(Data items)
━━━━━━
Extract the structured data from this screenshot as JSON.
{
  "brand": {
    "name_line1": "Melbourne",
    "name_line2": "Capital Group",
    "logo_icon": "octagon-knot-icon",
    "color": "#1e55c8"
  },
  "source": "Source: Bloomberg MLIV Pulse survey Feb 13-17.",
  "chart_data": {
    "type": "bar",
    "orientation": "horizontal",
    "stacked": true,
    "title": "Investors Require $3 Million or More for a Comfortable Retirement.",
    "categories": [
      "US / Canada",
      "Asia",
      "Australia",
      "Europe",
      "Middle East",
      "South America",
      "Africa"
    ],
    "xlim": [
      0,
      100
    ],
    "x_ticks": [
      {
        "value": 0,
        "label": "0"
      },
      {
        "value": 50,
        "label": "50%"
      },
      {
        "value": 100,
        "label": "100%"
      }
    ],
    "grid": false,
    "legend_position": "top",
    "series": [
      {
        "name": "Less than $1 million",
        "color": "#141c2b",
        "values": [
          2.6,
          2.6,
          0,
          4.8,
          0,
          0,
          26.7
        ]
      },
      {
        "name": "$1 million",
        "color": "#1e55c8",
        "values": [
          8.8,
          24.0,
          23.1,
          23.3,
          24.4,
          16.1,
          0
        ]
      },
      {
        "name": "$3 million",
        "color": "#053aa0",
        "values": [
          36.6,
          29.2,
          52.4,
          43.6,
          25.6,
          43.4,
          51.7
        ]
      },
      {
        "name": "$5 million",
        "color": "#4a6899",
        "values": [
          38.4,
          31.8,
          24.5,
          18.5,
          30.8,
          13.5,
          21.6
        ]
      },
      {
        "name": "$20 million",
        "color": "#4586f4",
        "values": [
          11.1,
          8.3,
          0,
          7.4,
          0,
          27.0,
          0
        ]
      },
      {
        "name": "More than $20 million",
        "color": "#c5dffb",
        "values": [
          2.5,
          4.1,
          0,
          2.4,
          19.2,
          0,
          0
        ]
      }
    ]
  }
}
━━━━━━
* WHAT TO PRODUCE: Retype the material above, line by line, exactly.

* CORRECT OUTPUT:
Extract the structured data from this screenshot as JSON.
{
  "brand": {
    "name_line1": "Melbourne",
    "name_line2": "Capital Group",
    "logo_icon": "octagon-knot-icon",
    "color": "#1e55c8"
  },
  "source": "Source: Bloomberg MLIV Pulse survey Feb 13-17.",
  "chart_data": {
    "type": "bar",
    "orientation": "horizontal",
    "stacked": true,
    "title": "Investors Require $3 Million or More for a Comfortable Retirement.",
    "categories": [
      "US / Canada",
      "Asia",
      "Australia",
      "Europe",
      "Middle East",
      "South America",
      "Africa"
    ],
    "xlim": [
      0,
      100
    ],
    "x_ticks": [
      {
        "value": 0,
        "label": "0"
      },
      {
        "value": 50,
        "label": "50%"
      },
      {
        "value": 100,
        "label": "100%"
      }
    ],
    "grid": false,
    "legend_position": "top",
    "series": [
      {
        "name": "Less than $1 million",
        "color": "#141c2b",
        "values": [
          2.6,
          2.6,
          0,
          4.8,
          0,
          0,
          26.7
        ]
      },
      {
        "name": "$1 million",
        "color": "#1e55c8",
        "values": [
          8.8,
          24.0,
          23.1,
          23.3,
          24.4,
          16.1,
          0
        ]
      },
      {
        "name": "$3 million",
        "color": "#053aa0",
        "values": [
          36.6,
          29.2,
          52.4,
          43.6,
          25.6,
          43.4,
          51.7
        ]
      },
      {
        "name": "$5 million",
        "color": "#4a6899",
        "values": [
          38.4,
          31.8,
          24.5,
          18.5,
          30.8,
          13.5,
          21.6
        ]
      },
      {
        "name": "$20 million",
        "color": "#4586f4",
        "values": [
          11.1,
          8.3,
          0,
          7.4,
          0,
          27.0,
          0
        ]
      },
      {
        "name": "More than $20 million",
        "color": "#c5dffb",
        "values": [
          2.5,
          4.1,
          0,
          2.4,
          19.2,
          0,
          0
        ]
      }
    ]
  }
}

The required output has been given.